WRITTEN EXERCISE: Search the records for "Output" and copy each line that holds it.
┌──
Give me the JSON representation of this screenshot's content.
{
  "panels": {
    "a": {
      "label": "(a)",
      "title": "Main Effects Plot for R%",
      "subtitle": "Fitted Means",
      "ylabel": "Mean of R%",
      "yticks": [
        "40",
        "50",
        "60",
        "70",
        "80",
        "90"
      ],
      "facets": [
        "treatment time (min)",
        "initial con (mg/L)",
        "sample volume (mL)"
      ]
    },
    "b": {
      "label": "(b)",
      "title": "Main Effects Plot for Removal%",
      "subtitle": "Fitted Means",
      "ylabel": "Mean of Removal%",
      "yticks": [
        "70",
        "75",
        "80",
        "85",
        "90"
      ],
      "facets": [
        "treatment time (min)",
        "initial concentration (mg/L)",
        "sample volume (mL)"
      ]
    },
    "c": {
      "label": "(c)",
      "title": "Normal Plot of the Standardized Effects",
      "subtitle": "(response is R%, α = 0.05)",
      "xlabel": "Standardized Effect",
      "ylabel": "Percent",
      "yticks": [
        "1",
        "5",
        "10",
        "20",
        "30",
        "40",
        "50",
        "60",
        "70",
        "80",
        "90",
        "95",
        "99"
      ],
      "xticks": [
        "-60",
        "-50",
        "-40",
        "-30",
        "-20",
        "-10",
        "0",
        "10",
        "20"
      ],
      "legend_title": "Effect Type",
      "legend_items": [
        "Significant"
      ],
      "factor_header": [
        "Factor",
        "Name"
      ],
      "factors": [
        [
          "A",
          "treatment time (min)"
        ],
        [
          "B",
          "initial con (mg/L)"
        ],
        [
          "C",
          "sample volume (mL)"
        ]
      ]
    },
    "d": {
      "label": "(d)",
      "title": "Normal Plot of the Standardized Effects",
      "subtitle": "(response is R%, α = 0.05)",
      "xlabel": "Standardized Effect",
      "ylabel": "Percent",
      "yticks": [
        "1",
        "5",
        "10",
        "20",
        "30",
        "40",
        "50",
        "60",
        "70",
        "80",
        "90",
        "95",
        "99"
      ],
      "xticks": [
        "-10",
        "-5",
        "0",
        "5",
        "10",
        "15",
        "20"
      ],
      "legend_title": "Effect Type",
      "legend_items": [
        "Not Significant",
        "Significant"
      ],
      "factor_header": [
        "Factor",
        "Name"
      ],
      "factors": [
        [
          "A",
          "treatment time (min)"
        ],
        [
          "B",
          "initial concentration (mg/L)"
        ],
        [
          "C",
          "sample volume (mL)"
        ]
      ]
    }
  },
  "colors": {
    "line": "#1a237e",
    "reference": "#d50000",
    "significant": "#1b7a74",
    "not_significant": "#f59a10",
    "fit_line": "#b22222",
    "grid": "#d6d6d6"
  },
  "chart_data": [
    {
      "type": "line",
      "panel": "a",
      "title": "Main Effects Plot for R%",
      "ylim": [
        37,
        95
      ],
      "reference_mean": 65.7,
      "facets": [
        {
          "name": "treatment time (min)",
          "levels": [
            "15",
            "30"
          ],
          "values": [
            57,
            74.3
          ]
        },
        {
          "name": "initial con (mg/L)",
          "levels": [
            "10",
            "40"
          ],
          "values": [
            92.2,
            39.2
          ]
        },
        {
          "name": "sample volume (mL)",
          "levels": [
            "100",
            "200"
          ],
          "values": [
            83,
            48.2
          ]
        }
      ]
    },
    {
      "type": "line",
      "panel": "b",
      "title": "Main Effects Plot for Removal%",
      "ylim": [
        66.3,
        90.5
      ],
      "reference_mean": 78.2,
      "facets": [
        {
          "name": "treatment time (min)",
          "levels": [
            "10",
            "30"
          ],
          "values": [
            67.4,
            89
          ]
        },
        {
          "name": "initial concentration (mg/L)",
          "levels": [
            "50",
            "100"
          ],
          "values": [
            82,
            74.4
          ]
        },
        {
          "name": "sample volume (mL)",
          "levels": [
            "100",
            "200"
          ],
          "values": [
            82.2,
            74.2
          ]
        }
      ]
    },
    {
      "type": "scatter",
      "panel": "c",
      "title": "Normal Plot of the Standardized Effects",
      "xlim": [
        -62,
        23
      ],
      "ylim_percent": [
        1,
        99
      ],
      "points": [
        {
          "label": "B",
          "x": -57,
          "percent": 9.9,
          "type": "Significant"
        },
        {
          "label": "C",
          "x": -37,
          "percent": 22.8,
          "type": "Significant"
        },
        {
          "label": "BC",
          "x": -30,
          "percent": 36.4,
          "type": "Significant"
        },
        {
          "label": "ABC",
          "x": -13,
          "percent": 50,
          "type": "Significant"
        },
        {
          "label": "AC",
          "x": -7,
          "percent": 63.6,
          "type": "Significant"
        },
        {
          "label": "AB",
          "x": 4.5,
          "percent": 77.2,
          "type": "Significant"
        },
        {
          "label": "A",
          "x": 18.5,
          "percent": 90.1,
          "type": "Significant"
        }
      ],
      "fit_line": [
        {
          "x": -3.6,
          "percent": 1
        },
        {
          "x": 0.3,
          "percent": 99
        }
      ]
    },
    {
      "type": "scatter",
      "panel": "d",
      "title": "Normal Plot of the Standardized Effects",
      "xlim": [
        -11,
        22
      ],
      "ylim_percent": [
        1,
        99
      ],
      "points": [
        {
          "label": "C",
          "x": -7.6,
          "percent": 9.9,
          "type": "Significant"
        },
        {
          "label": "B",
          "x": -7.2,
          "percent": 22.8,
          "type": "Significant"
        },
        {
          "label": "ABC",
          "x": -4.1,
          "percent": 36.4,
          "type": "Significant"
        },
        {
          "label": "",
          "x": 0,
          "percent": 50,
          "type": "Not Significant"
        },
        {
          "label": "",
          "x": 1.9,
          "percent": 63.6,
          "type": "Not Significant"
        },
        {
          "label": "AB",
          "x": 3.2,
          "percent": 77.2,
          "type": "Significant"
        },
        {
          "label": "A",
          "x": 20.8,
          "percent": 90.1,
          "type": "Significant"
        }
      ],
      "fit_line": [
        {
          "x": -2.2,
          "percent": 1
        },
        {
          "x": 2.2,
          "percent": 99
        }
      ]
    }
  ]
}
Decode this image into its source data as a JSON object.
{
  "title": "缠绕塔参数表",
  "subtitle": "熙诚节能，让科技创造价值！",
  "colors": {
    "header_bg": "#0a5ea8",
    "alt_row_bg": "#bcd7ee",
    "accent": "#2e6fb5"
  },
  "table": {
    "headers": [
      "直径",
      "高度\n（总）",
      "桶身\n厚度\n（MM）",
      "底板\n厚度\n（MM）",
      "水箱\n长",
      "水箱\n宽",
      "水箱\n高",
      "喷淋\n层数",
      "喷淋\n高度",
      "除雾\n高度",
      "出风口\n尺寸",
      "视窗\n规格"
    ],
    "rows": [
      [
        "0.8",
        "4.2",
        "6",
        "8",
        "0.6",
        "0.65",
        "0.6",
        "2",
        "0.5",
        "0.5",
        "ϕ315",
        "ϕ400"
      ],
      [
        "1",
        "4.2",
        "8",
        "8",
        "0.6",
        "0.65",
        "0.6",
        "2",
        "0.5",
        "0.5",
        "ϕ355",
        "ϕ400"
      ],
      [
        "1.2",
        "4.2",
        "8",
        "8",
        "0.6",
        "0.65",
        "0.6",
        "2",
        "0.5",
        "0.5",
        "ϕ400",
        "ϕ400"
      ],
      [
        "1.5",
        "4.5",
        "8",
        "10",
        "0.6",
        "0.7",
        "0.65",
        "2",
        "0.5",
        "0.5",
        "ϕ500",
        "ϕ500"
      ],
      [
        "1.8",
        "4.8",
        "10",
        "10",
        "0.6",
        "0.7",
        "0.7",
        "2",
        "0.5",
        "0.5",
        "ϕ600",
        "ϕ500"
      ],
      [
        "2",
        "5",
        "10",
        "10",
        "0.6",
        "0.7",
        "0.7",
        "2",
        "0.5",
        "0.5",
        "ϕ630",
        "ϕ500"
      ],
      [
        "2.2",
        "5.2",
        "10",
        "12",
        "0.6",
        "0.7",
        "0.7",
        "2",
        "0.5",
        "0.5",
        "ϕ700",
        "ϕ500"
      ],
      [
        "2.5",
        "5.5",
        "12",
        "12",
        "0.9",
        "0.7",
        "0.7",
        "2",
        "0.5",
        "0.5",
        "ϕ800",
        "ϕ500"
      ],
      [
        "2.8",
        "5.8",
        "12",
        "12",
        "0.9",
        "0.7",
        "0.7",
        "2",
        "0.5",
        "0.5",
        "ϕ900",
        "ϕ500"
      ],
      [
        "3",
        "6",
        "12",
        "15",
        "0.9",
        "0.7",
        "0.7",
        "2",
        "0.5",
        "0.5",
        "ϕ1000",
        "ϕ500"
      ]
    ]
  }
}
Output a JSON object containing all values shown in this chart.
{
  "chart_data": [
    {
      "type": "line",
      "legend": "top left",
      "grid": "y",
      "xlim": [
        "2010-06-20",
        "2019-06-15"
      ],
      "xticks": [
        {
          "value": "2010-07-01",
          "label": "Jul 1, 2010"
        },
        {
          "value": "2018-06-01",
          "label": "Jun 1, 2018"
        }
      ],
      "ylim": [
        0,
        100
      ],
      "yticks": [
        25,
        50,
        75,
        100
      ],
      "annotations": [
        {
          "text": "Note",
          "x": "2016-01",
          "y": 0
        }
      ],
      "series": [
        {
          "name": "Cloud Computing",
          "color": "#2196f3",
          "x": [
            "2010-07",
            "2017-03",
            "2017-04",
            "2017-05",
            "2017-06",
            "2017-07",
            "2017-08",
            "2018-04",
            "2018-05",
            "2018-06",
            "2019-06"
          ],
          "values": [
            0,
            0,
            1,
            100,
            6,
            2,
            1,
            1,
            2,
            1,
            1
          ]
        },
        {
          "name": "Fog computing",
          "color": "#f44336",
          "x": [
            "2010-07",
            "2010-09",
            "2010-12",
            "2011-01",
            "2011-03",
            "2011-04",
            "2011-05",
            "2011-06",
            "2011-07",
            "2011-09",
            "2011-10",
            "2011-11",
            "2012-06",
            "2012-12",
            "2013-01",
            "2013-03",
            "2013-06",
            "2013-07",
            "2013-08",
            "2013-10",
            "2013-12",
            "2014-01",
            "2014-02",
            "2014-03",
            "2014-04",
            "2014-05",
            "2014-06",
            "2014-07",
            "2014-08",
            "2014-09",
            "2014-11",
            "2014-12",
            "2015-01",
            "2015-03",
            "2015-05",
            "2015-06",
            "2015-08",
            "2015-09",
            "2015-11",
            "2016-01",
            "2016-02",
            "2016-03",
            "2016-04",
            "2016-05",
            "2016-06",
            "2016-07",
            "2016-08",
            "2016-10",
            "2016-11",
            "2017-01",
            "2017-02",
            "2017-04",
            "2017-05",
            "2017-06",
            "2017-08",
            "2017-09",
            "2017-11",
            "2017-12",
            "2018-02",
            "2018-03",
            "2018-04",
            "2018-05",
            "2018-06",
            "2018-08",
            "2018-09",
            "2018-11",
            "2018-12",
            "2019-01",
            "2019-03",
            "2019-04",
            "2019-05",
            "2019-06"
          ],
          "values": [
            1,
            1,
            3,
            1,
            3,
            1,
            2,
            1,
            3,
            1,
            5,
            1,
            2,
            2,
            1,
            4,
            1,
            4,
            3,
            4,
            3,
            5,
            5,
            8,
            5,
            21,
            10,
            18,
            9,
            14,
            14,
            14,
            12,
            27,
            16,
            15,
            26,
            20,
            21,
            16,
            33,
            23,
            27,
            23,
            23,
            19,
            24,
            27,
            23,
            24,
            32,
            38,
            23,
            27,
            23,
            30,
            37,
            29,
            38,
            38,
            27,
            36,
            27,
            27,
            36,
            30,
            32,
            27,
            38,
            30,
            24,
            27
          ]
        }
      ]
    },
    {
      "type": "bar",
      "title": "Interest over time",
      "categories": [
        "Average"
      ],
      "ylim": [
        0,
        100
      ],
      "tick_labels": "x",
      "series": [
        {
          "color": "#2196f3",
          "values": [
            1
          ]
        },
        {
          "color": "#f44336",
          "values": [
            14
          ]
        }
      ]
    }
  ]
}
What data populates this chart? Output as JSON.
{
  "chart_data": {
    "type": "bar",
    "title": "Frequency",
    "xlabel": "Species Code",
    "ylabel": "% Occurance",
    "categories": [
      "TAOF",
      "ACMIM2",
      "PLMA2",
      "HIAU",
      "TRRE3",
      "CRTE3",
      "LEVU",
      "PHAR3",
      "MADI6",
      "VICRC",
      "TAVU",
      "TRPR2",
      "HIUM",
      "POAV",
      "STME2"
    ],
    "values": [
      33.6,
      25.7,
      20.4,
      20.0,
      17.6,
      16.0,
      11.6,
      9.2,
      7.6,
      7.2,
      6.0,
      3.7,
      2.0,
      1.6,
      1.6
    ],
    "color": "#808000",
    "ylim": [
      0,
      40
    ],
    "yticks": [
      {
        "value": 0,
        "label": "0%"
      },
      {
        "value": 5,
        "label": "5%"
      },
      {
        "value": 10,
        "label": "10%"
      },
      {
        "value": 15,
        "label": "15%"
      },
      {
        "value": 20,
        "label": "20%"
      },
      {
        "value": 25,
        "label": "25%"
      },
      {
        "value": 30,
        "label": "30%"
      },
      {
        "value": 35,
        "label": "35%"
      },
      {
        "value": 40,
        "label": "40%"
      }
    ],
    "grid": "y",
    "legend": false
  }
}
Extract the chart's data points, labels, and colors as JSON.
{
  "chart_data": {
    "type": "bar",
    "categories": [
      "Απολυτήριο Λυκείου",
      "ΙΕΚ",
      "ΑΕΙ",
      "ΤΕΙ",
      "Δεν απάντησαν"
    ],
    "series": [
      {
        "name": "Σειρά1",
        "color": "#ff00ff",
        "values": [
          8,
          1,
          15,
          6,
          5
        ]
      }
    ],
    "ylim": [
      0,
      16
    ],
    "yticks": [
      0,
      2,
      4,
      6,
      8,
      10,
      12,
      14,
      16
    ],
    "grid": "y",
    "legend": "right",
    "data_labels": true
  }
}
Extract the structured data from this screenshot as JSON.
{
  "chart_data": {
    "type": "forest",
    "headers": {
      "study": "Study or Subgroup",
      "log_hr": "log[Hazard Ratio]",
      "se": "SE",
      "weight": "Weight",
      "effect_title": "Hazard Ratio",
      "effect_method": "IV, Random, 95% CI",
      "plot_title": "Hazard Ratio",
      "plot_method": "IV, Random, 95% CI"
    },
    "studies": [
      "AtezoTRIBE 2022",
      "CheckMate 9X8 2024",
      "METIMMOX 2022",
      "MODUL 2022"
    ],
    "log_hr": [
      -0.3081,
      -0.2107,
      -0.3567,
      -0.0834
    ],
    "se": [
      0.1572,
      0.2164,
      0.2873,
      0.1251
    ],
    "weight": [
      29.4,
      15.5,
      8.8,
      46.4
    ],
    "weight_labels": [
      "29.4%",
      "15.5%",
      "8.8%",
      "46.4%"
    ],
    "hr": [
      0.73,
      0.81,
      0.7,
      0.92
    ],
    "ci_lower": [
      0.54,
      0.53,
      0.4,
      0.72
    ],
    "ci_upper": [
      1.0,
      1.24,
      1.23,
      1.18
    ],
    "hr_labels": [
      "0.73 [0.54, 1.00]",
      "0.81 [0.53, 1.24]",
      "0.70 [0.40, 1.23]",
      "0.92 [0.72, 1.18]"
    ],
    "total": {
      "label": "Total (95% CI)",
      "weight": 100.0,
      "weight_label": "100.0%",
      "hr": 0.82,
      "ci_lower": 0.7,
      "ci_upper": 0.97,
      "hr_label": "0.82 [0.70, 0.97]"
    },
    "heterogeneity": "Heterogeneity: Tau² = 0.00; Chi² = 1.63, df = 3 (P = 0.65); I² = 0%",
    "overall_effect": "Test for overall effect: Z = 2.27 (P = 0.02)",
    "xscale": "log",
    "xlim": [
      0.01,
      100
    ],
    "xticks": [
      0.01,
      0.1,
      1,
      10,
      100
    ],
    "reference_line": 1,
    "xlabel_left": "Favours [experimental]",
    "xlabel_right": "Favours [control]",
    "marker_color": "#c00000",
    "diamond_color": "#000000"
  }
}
└──
SOLVED PROBLEM:
Output a JSON object containing all values shown in this chart.
What data populates this chart? Output as JSON.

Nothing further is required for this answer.